◆ Task statement
Update the material from its first line up to and including the line with "x-tick-label: 0.4 [335,587,375,616]" by replacing "legend-box" with "legend-frame". Return only those lines, with everything else unchanged.

Element and coordinate records:
** Begin **

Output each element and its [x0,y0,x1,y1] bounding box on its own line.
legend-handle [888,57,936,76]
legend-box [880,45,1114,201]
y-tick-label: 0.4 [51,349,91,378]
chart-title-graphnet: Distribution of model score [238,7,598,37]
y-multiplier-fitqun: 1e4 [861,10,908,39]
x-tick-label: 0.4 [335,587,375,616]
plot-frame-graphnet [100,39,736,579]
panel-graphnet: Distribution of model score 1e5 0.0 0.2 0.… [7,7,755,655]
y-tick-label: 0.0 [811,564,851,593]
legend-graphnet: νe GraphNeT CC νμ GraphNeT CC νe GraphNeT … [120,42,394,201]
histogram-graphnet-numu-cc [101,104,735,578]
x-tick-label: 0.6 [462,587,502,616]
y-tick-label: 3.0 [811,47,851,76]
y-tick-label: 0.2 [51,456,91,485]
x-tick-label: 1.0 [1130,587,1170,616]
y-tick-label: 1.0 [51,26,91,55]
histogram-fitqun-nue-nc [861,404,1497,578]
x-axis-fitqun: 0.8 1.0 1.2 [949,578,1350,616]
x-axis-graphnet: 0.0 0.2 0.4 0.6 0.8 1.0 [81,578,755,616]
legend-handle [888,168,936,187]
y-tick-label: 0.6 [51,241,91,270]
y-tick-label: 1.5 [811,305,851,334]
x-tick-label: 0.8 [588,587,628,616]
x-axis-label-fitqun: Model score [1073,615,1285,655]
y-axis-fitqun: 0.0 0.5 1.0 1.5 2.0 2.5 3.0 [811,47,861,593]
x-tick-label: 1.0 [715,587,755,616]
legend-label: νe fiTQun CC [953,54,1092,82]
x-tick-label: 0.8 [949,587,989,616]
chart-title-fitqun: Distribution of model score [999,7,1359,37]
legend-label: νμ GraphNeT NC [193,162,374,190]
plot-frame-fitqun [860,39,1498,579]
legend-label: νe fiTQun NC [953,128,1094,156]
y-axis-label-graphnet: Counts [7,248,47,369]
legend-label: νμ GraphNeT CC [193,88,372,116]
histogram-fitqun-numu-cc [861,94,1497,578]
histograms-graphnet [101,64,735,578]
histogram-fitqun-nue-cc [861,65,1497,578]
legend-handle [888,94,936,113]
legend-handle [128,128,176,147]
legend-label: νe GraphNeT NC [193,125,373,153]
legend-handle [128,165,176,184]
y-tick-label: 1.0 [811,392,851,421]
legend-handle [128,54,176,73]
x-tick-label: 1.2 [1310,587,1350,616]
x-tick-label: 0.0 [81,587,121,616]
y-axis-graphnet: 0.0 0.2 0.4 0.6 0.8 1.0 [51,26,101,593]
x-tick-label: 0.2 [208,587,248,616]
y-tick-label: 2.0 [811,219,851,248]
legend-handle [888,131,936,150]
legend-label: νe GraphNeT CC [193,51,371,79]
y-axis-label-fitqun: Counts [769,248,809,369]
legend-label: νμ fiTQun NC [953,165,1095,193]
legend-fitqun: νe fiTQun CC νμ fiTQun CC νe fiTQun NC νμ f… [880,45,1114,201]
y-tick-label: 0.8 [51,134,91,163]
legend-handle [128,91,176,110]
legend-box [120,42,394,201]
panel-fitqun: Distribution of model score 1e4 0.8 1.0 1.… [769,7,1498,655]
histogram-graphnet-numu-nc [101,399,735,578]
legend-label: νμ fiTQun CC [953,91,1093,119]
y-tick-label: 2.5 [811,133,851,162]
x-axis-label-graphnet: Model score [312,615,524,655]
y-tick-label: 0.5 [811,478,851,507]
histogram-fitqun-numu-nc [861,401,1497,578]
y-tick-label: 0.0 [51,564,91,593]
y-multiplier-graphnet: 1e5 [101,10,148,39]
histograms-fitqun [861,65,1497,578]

** End **

◆ Reply
Output each element and its [x0,y0,x1,y1] bounding box on its own line.
legend-handle [888,57,936,76]
legend-frame [880,45,1114,201]
y-tick-label: 0.4 [51,349,91,378]
chart-title-graphnet: Distribution of model score [238,7,598,37]
y-multiplier-fitqun: 1e4 [861,10,908,39]
x-tick-label: 0.4 [335,587,375,616]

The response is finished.